Exercise goal:
Word for word, copy all the data and drop the pictures.
═══ Raw records
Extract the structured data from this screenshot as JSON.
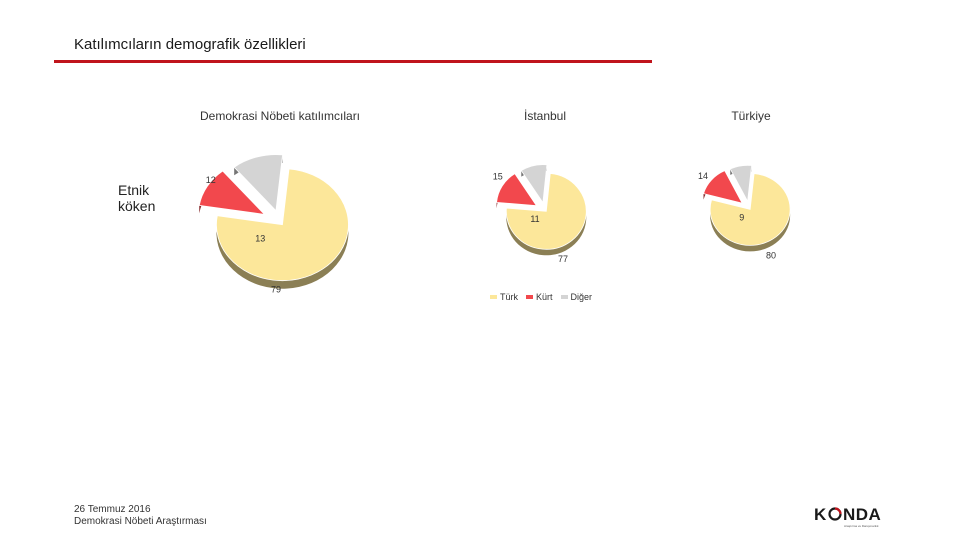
{
  "page": {
    "title": "Katılımcıların demografik özellikleri",
    "row_label_line1": "Etnik",
    "row_label_line2": "köken"
  },
  "colors": {
    "title_rule": "#c0141c",
    "turk": "#fce79a",
    "kurt": "#f2484d",
    "diger": "#d4d4d4"
  },
  "footer": {
    "date": "26 Temmuz 2016",
    "survey": "Demokrasi Nöbeti Araştırması"
  },
  "logo": {
    "text_left": "K",
    "text_right": "NDA",
    "subtitle": "Araştırma ve Danışmanlık",
    "icon": "konda-logo-o-icon"
  },
  "legend": [
    {
      "label": "Türk",
      "color": "#fce79a"
    },
    {
      "label": "Kürt",
      "color": "#f2484d"
    },
    {
      "label": "Diğer",
      "color": "#d4d4d4"
    }
  ],
  "chart_data": [
    {
      "type": "pie",
      "title": "Demokrasi Nöbeti katılımcıları",
      "categories": [
        "Türk",
        "Kürt",
        "Diğer"
      ],
      "values": [
        79,
        12,
        13
      ]
    },
    {
      "type": "pie",
      "title": "İstanbul",
      "categories": [
        "Türk",
        "Kürt",
        "Diğer"
      ],
      "values": [
        77,
        15,
        11
      ]
    },
    {
      "type": "pie",
      "title": "Türkiye",
      "categories": [
        "Türk",
        "Kürt",
        "Diğer"
      ],
      "values": [
        80,
        14,
        9
      ]
    }
  ]
}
══════
Written answer:
Extract the structured data from this screenshot as JSON.
{
  "page": {
    "title": "Katılımcıların demografik özellikleri",
    "row_label_line1": "Etnik",
    "row_label_line2": "köken"
  },
  "colors": {
    "title_rule": "#c0141c",
    "turk": "#fce79a",
    "kurt": "#f2484d",
    "diger": "#d4d4d4"
  },
  "footer": {
    "date": "26 Temmuz 2016",
    "survey": "Demokrasi Nöbeti Araştırması"
  },
  "logo": {
    "text_left": "K",
    "text_right": "NDA",
    "subtitle": "Araştırma ve Danışmanlık",
    "icon": "konda-logo-o-icon"
  },
  "legend": [
    {
      "label": "Türk",
      "color": "#fce79a"
    },
    {
      "label": "Kürt",
      "color": "#f2484d"
    },
    {
      "label": "Diğer",
      "color": "#d4d4d4"
    }
  ],
  "chart_data": [
    {
      "type": "pie",
      "title": "Demokrasi Nöbeti katılımcıları",
      "categories": [
        "Türk",
        "Kürt",
        "Diğer"
      ],
      "values": [
        79,
        12,
        13
      ]
    },
    {
      "type": "pie",
      "title": "İstanbul",
      "categories": [
        "Türk",
        "Kürt",
        "Diğer"
      ],
      "values": [
        77,
        15,
        11
      ]
    },
    {
      "type": "pie",
      "title": "Türkiye",
      "categories": [
        "Türk",
        "Kürt",
        "Diğer"
      ],
      "values": [
        80,
        14,
        9
      ]
    }
  ]
}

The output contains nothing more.